--- AIM ---
Print the entries that appear below, exactly as written and without their pictures.

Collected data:
▽

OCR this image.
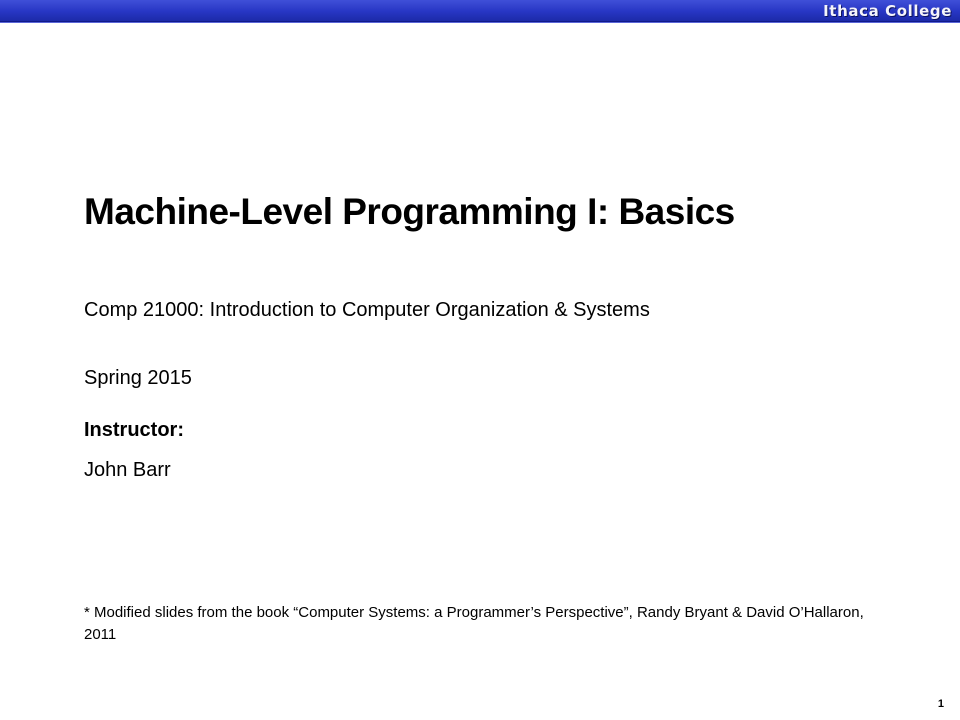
Ithaca College
Machine-Level Programming I: Basics
Comp 21000: Introduction to Computer Organization & Systems
Spring 2015
Instructor:
John Barr
* Modified slides from the book “Computer Systems: a Programmer’s Perspective”, Randy Bryant & David O’Hallaron, 2011
1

△

--- TASK RESULT ---
OCR this image.
Ithaca College
Machine-Level Programming I: Basics
Comp 21000: Introduction to Computer Organization & Systems
Spring 2015
Instructor:
John Barr
* Modified slides from the book “Computer Systems: a Programmer’s Perspective”, Randy Bryant & David O’Hallaron, 2011
1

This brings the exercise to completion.